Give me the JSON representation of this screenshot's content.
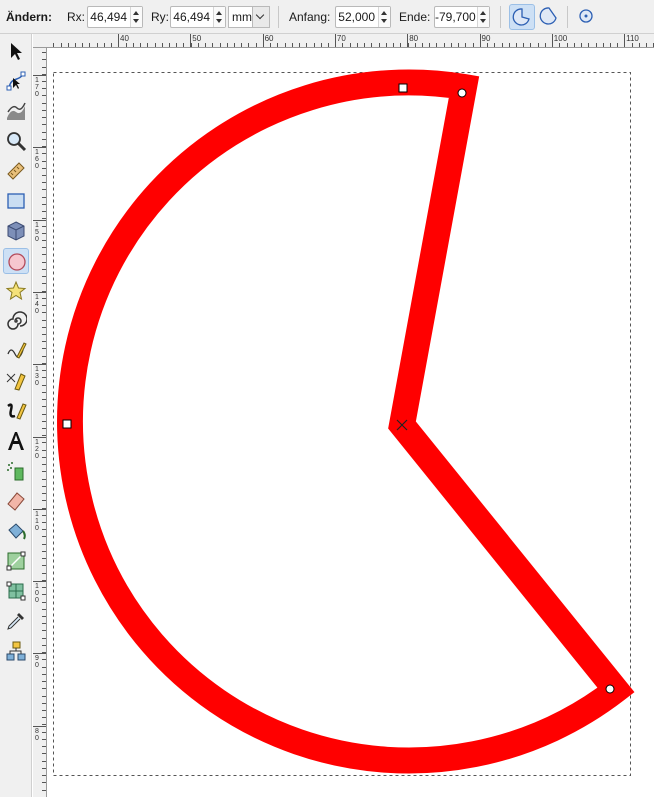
{
  "toolbar": {
    "change_label": "Ändern:",
    "rx_label": "Rx:",
    "rx_value": "46,494",
    "ry_label": "Ry:",
    "ry_value": "46,494",
    "unit": "mm",
    "start_label": "Anfang:",
    "start_value": "52,000",
    "end_label": "Ende:",
    "end_value": "-79,700",
    "arc_type_buttons": [
      "slice-icon",
      "arc-icon",
      "whole-ellipse-icon"
    ],
    "active_arc_type": "slice-icon"
  },
  "tools": [
    {
      "name": "selector-tool-icon"
    },
    {
      "name": "node-tool-icon"
    },
    {
      "name": "tweak-tool-icon"
    },
    {
      "name": "zoom-tool-icon"
    },
    {
      "name": "measure-tool-icon"
    },
    {
      "name": "rectangle-tool-icon"
    },
    {
      "name": "3d-box-tool-icon"
    },
    {
      "name": "ellipse-tool-icon",
      "active": true
    },
    {
      "name": "star-tool-icon"
    },
    {
      "name": "spiral-tool-icon"
    },
    {
      "name": "pencil-tool-icon"
    },
    {
      "name": "pen-tool-icon"
    },
    {
      "name": "calligraphy-tool-icon"
    },
    {
      "name": "text-tool-icon"
    },
    {
      "name": "spray-tool-icon"
    },
    {
      "name": "eraser-tool-icon"
    },
    {
      "name": "paint-bucket-tool-icon"
    },
    {
      "name": "gradient-tool-icon"
    },
    {
      "name": "mesh-tool-icon"
    },
    {
      "name": "dropper-tool-icon"
    },
    {
      "name": "connector-tool-icon"
    }
  ],
  "ruler": {
    "h_labels": [
      "40",
      "50",
      "60",
      "70",
      "80",
      "90",
      "100",
      "110"
    ],
    "v_labels": [
      "170",
      "160",
      "150",
      "140",
      "130",
      "120",
      "110",
      "100",
      "90",
      "80"
    ]
  },
  "shape": {
    "stroke_color": "#ff0000",
    "fill": "none"
  },
  "colors": {
    "accent": "#cde0f5",
    "chrome": "#f0f0f0"
  }
}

What you have to do: Set down the material exactly, every line of it, except for the pictures.

Task answer:
Give me the JSON representation of this screenshot's content.
{
  "toolbar": {
    "change_label": "Ändern:",
    "rx_label": "Rx:",
    "rx_value": "46,494",
    "ry_label": "Ry:",
    "ry_value": "46,494",
    "unit": "mm",
    "start_label": "Anfang:",
    "start_value": "52,000",
    "end_label": "Ende:",
    "end_value": "-79,700",
    "arc_type_buttons": [
      "slice-icon",
      "arc-icon",
      "whole-ellipse-icon"
    ],
    "active_arc_type": "slice-icon"
  },
  "tools": [
    {
      "name": "selector-tool-icon"
    },
    {
      "name": "node-tool-icon"
    },
    {
      "name": "tweak-tool-icon"
    },
    {
      "name": "zoom-tool-icon"
    },
    {
      "name": "measure-tool-icon"
    },
    {
      "name": "rectangle-tool-icon"
    },
    {
      "name": "3d-box-tool-icon"
    },
    {
      "name": "ellipse-tool-icon",
      "active": true
    },
    {
      "name": "star-tool-icon"
    },
    {
      "name": "spiral-tool-icon"
    },
    {
      "name": "pencil-tool-icon"
    },
    {
      "name": "pen-tool-icon"
    },
    {
      "name": "calligraphy-tool-icon"
    },
    {
      "name": "text-tool-icon"
    },
    {
      "name": "spray-tool-icon"
    },
    {
      "name": "eraser-tool-icon"
    },
    {
      "name": "paint-bucket-tool-icon"
    },
    {
      "name": "gradient-tool-icon"
    },
    {
      "name": "mesh-tool-icon"
    },
    {
      "name": "dropper-tool-icon"
    },
    {
      "name": "connector-tool-icon"
    }
  ],
  "ruler": {
    "h_labels": [
      "40",
      "50",
      "60",
      "70",
      "80",
      "90",
      "100",
      "110"
    ],
    "v_labels": [
      "170",
      "160",
      "150",
      "140",
      "130",
      "120",
      "110",
      "100",
      "90",
      "80"
    ]
  },
  "shape": {
    "stroke_color": "#ff0000",
    "fill": "none"
  },
  "colors": {
    "accent": "#cde0f5",
    "chrome": "#f0f0f0"
  }
}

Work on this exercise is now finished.